(Saved entries)
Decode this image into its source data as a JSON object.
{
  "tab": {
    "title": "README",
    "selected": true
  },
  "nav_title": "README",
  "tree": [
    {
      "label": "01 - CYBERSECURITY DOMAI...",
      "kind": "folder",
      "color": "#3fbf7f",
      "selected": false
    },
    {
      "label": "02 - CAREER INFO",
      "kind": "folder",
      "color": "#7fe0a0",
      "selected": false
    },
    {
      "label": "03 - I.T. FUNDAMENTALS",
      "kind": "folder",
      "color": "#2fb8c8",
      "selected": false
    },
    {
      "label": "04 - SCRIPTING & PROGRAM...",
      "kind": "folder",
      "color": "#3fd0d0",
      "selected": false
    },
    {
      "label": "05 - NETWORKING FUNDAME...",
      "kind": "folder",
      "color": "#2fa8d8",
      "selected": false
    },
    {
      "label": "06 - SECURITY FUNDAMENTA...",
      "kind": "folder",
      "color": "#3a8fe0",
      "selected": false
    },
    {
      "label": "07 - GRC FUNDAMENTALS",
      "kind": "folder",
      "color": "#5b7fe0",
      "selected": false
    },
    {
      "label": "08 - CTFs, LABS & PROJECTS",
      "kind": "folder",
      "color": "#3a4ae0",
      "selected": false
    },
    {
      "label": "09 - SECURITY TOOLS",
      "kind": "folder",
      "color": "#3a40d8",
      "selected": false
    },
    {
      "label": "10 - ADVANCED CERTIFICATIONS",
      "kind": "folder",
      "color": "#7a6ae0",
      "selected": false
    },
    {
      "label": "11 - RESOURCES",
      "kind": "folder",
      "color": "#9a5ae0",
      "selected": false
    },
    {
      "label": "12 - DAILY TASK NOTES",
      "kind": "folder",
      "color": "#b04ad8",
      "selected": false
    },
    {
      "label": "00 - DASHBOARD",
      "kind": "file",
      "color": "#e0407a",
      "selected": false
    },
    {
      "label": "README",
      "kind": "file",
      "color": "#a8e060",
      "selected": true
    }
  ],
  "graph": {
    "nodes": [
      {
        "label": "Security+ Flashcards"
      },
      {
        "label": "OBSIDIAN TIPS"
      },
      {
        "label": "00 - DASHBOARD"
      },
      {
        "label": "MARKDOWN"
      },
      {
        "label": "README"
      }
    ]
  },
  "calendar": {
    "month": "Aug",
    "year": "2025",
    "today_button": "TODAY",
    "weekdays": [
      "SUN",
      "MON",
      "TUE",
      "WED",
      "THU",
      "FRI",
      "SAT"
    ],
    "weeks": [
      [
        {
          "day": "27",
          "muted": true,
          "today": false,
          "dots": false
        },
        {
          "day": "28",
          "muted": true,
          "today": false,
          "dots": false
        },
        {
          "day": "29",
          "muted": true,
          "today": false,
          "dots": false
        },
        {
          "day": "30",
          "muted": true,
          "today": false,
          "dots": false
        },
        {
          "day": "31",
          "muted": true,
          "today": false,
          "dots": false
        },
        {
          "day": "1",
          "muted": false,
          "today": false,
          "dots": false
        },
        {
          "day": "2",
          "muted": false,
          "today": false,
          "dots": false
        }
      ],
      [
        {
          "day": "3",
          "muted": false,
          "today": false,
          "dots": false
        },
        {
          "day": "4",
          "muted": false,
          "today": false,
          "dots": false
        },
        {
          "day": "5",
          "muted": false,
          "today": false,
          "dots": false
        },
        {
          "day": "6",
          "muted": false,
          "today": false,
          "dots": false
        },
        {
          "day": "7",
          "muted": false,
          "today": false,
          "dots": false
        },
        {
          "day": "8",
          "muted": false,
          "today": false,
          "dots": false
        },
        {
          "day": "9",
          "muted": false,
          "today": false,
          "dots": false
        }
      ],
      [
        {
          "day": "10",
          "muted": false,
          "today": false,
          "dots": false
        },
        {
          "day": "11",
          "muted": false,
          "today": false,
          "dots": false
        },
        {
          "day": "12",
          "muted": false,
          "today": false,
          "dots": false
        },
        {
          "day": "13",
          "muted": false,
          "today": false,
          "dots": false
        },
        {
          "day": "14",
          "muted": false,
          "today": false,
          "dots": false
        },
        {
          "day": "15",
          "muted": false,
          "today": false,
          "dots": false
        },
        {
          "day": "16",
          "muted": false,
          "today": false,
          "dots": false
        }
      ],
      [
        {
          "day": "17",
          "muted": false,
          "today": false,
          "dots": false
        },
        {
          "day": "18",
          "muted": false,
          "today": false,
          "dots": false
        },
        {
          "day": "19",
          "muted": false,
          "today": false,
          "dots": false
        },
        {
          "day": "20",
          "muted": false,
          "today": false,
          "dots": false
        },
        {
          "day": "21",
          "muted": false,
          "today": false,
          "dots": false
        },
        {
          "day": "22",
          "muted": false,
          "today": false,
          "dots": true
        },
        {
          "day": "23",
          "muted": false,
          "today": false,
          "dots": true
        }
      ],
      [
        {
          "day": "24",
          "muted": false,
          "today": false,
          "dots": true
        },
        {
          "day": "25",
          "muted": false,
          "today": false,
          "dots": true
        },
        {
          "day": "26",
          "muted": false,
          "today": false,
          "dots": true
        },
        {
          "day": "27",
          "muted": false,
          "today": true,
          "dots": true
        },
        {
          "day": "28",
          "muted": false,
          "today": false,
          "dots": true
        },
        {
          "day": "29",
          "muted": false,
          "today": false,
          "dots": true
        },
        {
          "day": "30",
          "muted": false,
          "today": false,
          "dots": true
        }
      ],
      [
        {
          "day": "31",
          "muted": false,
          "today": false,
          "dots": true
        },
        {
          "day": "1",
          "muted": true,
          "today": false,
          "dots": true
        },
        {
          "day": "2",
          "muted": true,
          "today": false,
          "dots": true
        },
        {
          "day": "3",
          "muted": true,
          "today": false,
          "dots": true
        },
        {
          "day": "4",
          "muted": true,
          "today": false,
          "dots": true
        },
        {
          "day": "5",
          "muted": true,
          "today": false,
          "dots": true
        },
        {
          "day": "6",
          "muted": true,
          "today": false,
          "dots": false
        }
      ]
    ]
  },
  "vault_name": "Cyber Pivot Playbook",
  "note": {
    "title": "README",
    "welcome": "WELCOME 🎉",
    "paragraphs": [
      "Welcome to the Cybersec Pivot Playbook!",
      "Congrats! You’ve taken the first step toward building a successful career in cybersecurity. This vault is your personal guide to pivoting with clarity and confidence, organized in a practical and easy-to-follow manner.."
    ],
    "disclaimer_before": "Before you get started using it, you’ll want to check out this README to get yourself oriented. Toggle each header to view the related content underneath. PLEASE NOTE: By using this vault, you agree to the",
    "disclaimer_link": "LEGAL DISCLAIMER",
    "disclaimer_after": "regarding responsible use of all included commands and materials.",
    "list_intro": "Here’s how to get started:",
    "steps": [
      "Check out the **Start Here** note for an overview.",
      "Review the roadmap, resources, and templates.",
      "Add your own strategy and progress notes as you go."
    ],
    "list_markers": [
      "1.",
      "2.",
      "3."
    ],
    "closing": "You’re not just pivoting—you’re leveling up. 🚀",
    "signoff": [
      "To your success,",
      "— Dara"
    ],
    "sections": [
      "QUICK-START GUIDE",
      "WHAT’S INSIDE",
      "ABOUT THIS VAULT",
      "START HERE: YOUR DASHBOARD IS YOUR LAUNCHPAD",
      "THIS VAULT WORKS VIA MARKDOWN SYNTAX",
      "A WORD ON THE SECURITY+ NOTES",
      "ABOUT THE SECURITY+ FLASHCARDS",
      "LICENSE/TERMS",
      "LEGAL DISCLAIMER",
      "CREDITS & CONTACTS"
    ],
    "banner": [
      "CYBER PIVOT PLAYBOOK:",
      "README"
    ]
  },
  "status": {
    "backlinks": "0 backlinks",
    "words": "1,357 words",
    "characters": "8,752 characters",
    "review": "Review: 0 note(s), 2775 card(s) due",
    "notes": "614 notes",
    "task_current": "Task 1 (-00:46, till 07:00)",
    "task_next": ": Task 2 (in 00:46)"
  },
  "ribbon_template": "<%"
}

_Directions for this task_. Of the lines in the material, how many hold the word "MARKDOWN"? Reply with the number only.

_Response_. 2